>> BEGIN Records for the task

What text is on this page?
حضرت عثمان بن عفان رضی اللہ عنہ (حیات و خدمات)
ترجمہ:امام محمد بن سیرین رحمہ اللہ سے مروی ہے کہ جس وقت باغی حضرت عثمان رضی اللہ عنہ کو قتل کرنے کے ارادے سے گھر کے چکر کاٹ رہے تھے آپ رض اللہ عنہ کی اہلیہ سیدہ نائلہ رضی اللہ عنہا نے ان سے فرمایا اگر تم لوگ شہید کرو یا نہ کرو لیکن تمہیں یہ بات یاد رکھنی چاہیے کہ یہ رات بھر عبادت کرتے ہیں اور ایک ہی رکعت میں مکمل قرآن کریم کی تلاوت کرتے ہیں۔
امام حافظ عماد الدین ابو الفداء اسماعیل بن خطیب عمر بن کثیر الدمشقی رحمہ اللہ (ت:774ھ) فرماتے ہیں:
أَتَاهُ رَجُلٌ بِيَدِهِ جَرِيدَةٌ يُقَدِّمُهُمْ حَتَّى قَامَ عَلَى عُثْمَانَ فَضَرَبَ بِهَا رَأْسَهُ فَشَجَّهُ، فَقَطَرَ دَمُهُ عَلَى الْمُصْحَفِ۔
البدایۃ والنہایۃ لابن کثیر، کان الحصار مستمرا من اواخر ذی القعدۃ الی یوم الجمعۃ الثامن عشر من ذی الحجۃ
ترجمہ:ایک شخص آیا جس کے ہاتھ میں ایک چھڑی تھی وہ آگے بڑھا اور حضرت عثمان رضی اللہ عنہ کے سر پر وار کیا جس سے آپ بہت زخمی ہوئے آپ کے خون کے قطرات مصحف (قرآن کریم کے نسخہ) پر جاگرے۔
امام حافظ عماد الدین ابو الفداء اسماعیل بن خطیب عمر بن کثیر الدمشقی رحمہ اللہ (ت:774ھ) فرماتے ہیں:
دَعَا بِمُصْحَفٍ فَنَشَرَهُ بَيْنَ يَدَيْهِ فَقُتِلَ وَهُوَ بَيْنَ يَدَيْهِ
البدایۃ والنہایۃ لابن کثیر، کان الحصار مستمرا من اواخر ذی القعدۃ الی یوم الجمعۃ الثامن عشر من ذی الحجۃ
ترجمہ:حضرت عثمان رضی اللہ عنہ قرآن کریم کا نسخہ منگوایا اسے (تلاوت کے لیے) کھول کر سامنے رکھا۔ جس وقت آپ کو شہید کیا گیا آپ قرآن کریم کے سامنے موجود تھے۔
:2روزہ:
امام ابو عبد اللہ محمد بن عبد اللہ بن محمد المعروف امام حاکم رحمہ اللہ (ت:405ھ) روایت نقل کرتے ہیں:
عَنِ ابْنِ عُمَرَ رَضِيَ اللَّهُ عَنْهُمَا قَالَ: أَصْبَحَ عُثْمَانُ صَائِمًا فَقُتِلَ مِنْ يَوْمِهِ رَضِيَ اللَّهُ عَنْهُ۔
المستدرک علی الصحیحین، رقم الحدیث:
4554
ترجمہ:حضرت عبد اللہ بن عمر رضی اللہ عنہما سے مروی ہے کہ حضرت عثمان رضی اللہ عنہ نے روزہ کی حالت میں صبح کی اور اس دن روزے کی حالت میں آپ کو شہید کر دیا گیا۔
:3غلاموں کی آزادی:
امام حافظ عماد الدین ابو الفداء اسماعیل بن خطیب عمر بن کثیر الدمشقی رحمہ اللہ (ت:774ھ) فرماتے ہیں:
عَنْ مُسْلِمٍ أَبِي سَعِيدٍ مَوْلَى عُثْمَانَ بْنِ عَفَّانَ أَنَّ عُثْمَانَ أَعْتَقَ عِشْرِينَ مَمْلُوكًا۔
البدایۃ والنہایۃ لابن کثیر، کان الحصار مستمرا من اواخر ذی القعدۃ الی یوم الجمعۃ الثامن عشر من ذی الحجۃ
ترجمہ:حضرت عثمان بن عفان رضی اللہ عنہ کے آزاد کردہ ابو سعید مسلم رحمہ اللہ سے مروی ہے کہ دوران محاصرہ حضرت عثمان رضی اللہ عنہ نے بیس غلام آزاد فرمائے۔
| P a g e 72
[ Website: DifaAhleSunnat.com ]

>> END Records for the task

▸ Exercise aim: Copy each line above that contains the string "عثمان".

▸ Result:
حضرت عثمان بن عفان رضی اللہ عنہ (حیات و خدمات)
ترجمہ:امام محمد بن سیرین رحمہ اللہ سے مروی ہے کہ جس وقت باغی حضرت عثمان رضی اللہ عنہ کو قتل کرنے کے ارادے سے گھر کے چکر کاٹ رہے تھے آپ رض اللہ عنہ کی اہلیہ سیدہ نائلہ رضی اللہ عنہا نے ان سے فرمایا اگر تم لوگ شہید کرو یا نہ کرو لیکن تمہیں یہ بات یاد رکھنی چاہیے کہ یہ رات بھر عبادت کرتے ہیں اور ایک ہی رکعت میں مکمل قرآن کریم کی تلاوت کرتے ہیں۔
ترجمہ:ایک شخص آیا جس کے ہاتھ میں ایک چھڑی تھی وہ آگے بڑھا اور حضرت عثمان رضی اللہ عنہ کے سر پر وار کیا جس سے آپ بہت زخمی ہوئے آپ کے خون کے قطرات مصحف (قرآن کریم کے نسخہ) پر جاگرے۔
ترجمہ:حضرت عثمان رضی اللہ عنہ قرآن کریم کا نسخہ منگوایا اسے (تلاوت کے لیے) کھول کر سامنے رکھا۔ جس وقت آپ کو شہید کیا گیا آپ قرآن کریم کے سامنے موجود تھے۔
ترجمہ:حضرت عبد اللہ بن عمر رضی اللہ عنہما سے مروی ہے کہ حضرت عثمان رضی اللہ عنہ نے روزہ کی حالت میں صبح کی اور اس دن روزے کی حالت میں آپ کو شہید کر دیا گیا۔
ترجمہ:حضرت عثمان بن عفان رضی اللہ عنہ کے آزاد کردہ ابو سعید مسلم رحمہ اللہ سے مروی ہے کہ دوران محاصرہ حضرت عثمان رضی اللہ عنہ نے بیس غلام آزاد فرمائے۔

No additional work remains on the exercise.